*** Exercise material ***

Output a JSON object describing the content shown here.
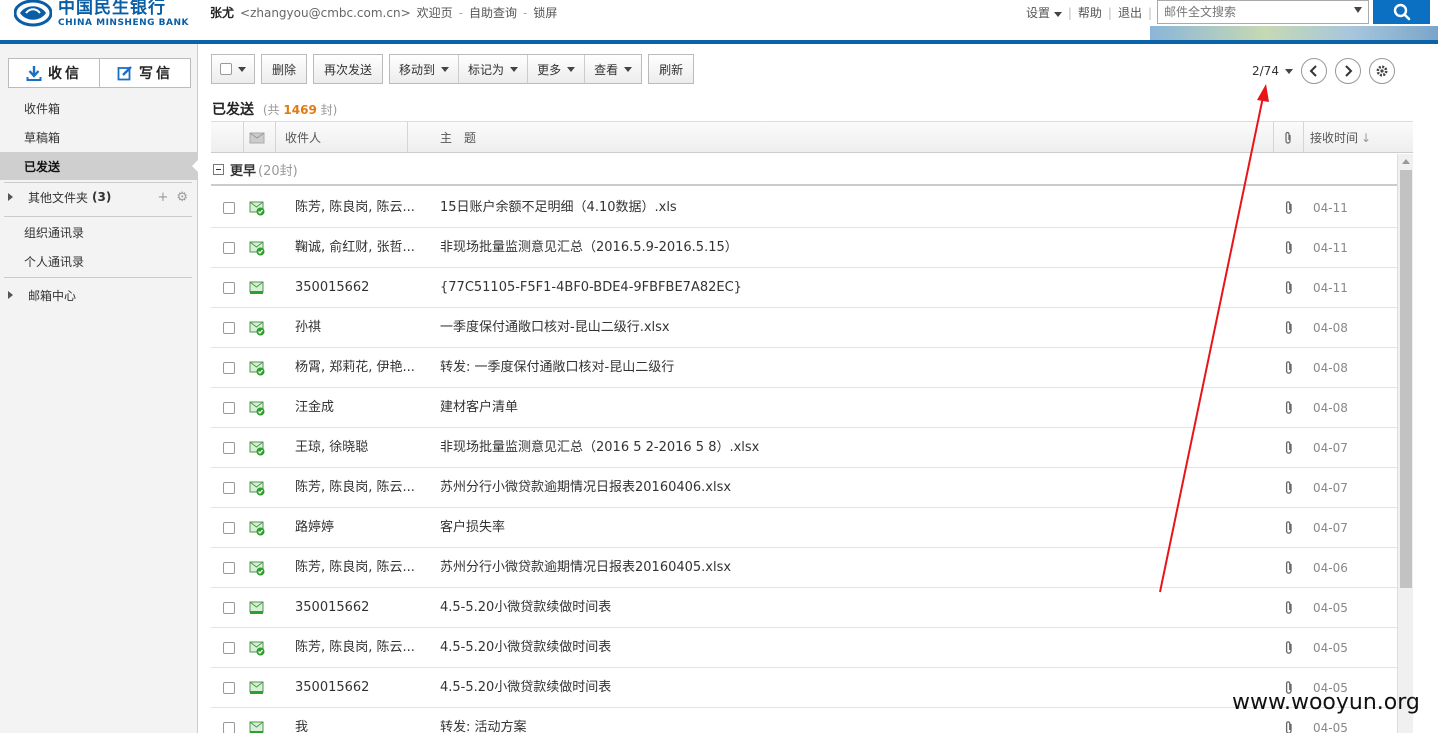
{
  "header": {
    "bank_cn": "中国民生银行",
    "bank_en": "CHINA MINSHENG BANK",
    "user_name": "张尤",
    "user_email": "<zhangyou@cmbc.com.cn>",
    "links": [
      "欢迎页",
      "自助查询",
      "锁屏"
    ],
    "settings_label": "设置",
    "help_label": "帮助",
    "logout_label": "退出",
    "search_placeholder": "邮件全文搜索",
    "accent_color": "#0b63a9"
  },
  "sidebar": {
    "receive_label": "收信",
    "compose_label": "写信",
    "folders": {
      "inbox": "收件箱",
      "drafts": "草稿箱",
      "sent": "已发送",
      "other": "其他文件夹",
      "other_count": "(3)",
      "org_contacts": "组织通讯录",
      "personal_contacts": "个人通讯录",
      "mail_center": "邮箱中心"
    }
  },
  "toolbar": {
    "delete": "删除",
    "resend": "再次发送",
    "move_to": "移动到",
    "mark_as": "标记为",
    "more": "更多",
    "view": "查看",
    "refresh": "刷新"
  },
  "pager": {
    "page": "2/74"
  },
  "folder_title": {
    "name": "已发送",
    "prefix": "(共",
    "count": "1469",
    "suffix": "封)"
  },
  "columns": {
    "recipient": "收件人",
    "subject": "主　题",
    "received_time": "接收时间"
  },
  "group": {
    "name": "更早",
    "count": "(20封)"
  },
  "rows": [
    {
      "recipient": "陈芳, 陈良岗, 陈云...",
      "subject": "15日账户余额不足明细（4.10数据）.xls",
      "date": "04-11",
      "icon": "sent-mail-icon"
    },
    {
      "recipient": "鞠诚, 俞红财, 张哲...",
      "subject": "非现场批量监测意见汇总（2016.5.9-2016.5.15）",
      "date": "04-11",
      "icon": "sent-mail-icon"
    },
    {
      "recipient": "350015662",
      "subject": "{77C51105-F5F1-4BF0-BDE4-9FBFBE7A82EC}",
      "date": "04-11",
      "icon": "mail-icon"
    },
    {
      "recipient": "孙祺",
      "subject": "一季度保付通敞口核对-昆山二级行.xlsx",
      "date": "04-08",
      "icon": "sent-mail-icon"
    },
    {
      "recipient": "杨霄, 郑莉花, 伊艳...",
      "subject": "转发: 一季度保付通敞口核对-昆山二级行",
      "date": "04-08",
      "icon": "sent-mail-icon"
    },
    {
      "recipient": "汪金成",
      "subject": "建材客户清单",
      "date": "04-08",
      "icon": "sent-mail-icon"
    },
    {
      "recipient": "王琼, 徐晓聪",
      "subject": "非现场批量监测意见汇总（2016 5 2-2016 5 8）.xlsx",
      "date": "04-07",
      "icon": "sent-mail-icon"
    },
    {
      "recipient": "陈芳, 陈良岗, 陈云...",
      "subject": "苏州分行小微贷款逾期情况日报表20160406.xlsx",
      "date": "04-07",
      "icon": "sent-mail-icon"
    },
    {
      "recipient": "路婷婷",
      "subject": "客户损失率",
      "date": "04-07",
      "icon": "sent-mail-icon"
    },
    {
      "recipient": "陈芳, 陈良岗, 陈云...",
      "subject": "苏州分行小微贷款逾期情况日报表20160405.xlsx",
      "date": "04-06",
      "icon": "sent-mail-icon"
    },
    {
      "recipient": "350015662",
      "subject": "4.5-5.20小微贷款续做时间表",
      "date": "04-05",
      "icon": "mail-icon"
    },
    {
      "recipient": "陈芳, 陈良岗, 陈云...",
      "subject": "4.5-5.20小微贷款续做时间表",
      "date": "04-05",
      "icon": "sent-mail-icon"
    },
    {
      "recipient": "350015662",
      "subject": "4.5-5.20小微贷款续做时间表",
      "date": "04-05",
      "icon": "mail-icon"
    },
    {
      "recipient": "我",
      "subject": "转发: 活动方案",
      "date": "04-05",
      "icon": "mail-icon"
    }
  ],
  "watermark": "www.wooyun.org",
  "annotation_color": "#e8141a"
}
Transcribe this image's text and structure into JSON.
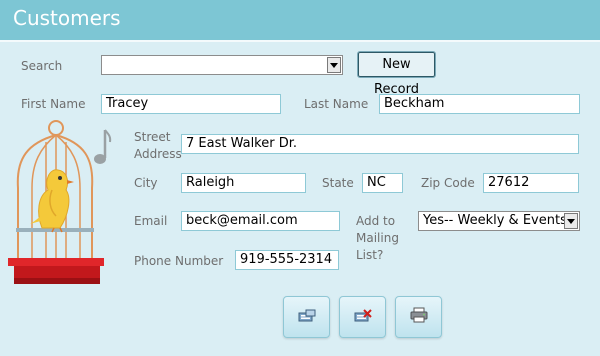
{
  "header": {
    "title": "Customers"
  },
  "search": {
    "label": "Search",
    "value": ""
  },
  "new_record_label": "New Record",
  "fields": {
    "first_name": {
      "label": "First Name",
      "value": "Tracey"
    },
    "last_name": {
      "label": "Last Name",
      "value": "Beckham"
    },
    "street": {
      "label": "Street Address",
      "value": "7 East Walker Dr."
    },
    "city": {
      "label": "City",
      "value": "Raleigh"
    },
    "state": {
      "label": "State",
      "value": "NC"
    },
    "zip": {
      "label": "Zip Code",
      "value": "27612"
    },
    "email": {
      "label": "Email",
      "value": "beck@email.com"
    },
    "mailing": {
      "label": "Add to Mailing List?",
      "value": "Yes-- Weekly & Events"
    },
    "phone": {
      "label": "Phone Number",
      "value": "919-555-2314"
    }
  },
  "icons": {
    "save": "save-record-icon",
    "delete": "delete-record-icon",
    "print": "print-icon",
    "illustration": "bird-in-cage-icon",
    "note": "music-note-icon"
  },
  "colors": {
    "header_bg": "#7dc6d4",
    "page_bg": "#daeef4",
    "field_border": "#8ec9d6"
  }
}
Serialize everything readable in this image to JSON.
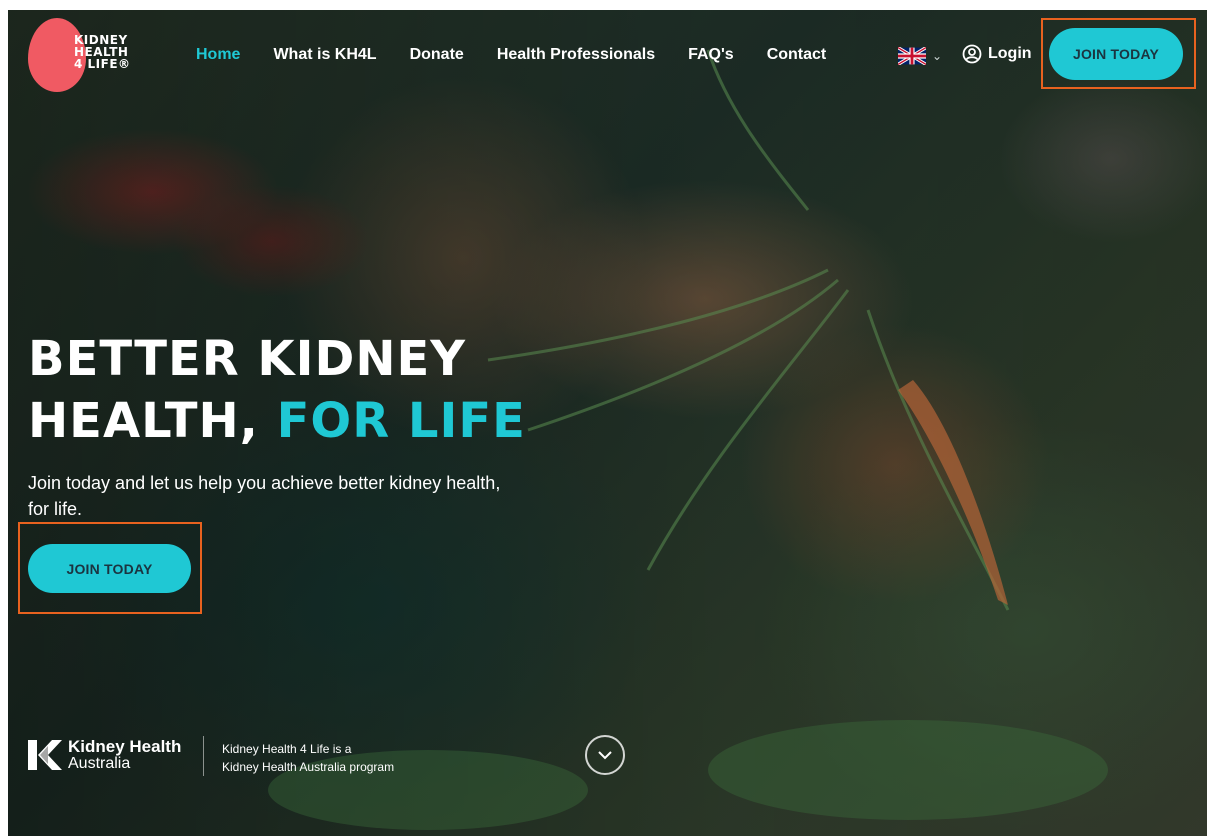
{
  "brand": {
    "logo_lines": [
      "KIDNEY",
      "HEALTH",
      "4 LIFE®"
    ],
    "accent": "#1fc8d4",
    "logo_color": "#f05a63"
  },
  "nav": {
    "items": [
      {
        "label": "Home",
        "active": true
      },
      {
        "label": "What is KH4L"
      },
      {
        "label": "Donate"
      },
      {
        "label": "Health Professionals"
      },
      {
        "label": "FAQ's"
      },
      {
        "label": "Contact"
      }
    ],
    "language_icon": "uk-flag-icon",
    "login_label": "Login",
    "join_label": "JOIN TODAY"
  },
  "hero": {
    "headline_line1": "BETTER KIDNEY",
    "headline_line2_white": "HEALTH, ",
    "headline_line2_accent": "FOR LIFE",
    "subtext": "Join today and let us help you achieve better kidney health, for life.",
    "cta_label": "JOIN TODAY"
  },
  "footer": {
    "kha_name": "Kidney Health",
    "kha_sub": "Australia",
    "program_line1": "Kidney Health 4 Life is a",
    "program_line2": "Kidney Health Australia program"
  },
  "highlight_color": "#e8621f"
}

***

What you will do:
Repeat the records above exactly, omitting every picture.

Output:
Output a JSON object describing the content shown here.
{
  "header": {
    "bank_cn": "中国民生银行",
    "bank_en": "CHINA MINSHENG BANK",
    "user_name": "张尤",
    "user_email": "<zhangyou@cmbc.com.cn>",
    "links": [
      "欢迎页",
      "自助查询",
      "锁屏"
    ],
    "settings_label": "设置",
    "help_label": "帮助",
    "logout_label": "退出",
    "search_placeholder": "邮件全文搜索",
    "accent_color": "#0b63a9"
  },
  "sidebar": {
    "receive_label": "收信",
    "compose_label": "写信",
    "folders": {
      "inbox": "收件箱",
      "drafts": "草稿箱",
      "sent": "已发送",
      "other": "其他文件夹",
      "other_count": "(3)",
      "org_contacts": "组织通讯录",
      "personal_contacts": "个人通讯录",
      "mail_center": "邮箱中心"
    }
  },
  "toolbar": {
    "delete": "删除",
    "resend": "再次发送",
    "move_to": "移动到",
    "mark_as": "标记为",
    "more": "更多",
    "view": "查看",
    "refresh": "刷新"
  },
  "pager": {
    "page": "2/74"
  },
  "folder_title": {
    "name": "已发送",
    "prefix": "(共",
    "count": "1469",
    "suffix": "封)"
  },
  "columns": {
    "recipient": "收件人",
    "subject": "主　题",
    "received_time": "接收时间"
  },
  "group": {
    "name": "更早",
    "count": "(20封)"
  },
  "rows": [
    {
      "recipient": "陈芳, 陈良岗, 陈云...",
      "subject": "15日账户余额不足明细（4.10数据）.xls",
      "date": "04-11",
      "icon": "sent-mail-icon"
    },
    {
      "recipient": "鞠诚, 俞红财, 张哲...",
      "subject": "非现场批量监测意见汇总（2016.5.9-2016.5.15）",
      "date": "04-11",
      "icon": "sent-mail-icon"
    },
    {
      "recipient": "350015662",
      "subject": "{77C51105-F5F1-4BF0-BDE4-9FBFBE7A82EC}",
      "date": "04-11",
      "icon": "mail-icon"
    },
    {
      "recipient": "孙祺",
      "subject": "一季度保付通敞口核对-昆山二级行.xlsx",
      "date": "04-08",
      "icon": "sent-mail-icon"
    },
    {
      "recipient": "杨霄, 郑莉花, 伊艳...",
      "subject": "转发: 一季度保付通敞口核对-昆山二级行",
      "date": "04-08",
      "icon": "sent-mail-icon"
    },
    {
      "recipient": "汪金成",
      "subject": "建材客户清单",
      "date": "04-08",
      "icon": "sent-mail-icon"
    },
    {
      "recipient": "王琼, 徐晓聪",
      "subject": "非现场批量监测意见汇总（2016 5 2-2016 5 8）.xlsx",
      "date": "04-07",
      "icon": "sent-mail-icon"
    },
    {
      "recipient": "陈芳, 陈良岗, 陈云...",
      "subject": "苏州分行小微贷款逾期情况日报表20160406.xlsx",
      "date": "04-07",
      "icon": "sent-mail-icon"
    },
    {
      "recipient": "路婷婷",
      "subject": "客户损失率",
      "date": "04-07",
      "icon": "sent-mail-icon"
    },
    {
      "recipient": "陈芳, 陈良岗, 陈云...",
      "subject": "苏州分行小微贷款逾期情况日报表20160405.xlsx",
      "date": "04-06",
      "icon": "sent-mail-icon"
    },
    {
      "recipient": "350015662",
      "subject": "4.5-5.20小微贷款续做时间表",
      "date": "04-05",
      "icon": "mail-icon"
    },
    {
      "recipient": "陈芳, 陈良岗, 陈云...",
      "subject": "4.5-5.20小微贷款续做时间表",
      "date": "04-05",
      "icon": "sent-mail-icon"
    },
    {
      "recipient": "350015662",
      "subject": "4.5-5.20小微贷款续做时间表",
      "date": "04-05",
      "icon": "mail-icon"
    },
    {
      "recipient": "我",
      "subject": "转发: 活动方案",
      "date": "04-05",
      "icon": "mail-icon"
    }
  ],
  "watermark": "www.wooyun.org",
  "annotation_color": "#e8141a"
}
Transcribe this image's text and structure into JSON.
{
  "header": {
    "title": "Customers"
  },
  "search": {
    "label": "Search",
    "value": ""
  },
  "new_record_label": "New Record",
  "fields": {
    "first_name": {
      "label": "First Name",
      "value": "Tracey"
    },
    "last_name": {
      "label": "Last Name",
      "value": "Beckham"
    },
    "street": {
      "label": "Street Address",
      "value": "7 East Walker Dr."
    },
    "city": {
      "label": "City",
      "value": "Raleigh"
    },
    "state": {
      "label": "State",
      "value": "NC"
    },
    "zip": {
      "label": "Zip Code",
      "value": "27612"
    },
    "email": {
      "label": "Email",
      "value": "beck@email.com"
    },
    "mailing": {
      "label": "Add to Mailing List?",
      "value": "Yes-- Weekly & Events"
    },
    "phone": {
      "label": "Phone Number",
      "value": "919-555-2314"
    }
  },
  "icons": {
    "save": "save-record-icon",
    "delete": "delete-record-icon",
    "print": "print-icon",
    "illustration": "bird-in-cage-icon",
    "note": "music-note-icon"
  },
  "colors": {
    "header_bg": "#7dc6d4",
    "page_bg": "#daeef4",
    "field_border": "#8ec9d6"
  }
}
Serialize everything readable in this image to JSON.
{
  "brand": {
    "logo_lines": [
      "KIDNEY",
      "HEALTH",
      "4 LIFE®"
    ],
    "accent": "#1fc8d4",
    "logo_color": "#f05a63"
  },
  "nav": {
    "items": [
      {
        "label": "Home",
        "active": true
      },
      {
        "label": "What is KH4L"
      },
      {
        "label": "Donate"
      },
      {
        "label": "Health Professionals"
      },
      {
        "label": "FAQ's"
      },
      {
        "label": "Contact"
      }
    ],
    "language_icon": "uk-flag-icon",
    "login_label": "Login",
    "join_label": "JOIN TODAY"
  },
  "hero": {
    "headline_line1": "BETTER KIDNEY",
    "headline_line2_white": "HEALTH, ",
    "headline_line2_accent": "FOR LIFE",
    "subtext": "Join today and let us help you achieve better kidney health, for life.",
    "cta_label": "JOIN TODAY"
  },
  "footer": {
    "kha_name": "Kidney Health",
    "kha_sub": "Australia",
    "program_line1": "Kidney Health 4 Life is a",
    "program_line2": "Kidney Health Australia program"
  },
  "highlight_color": "#e8621f"
}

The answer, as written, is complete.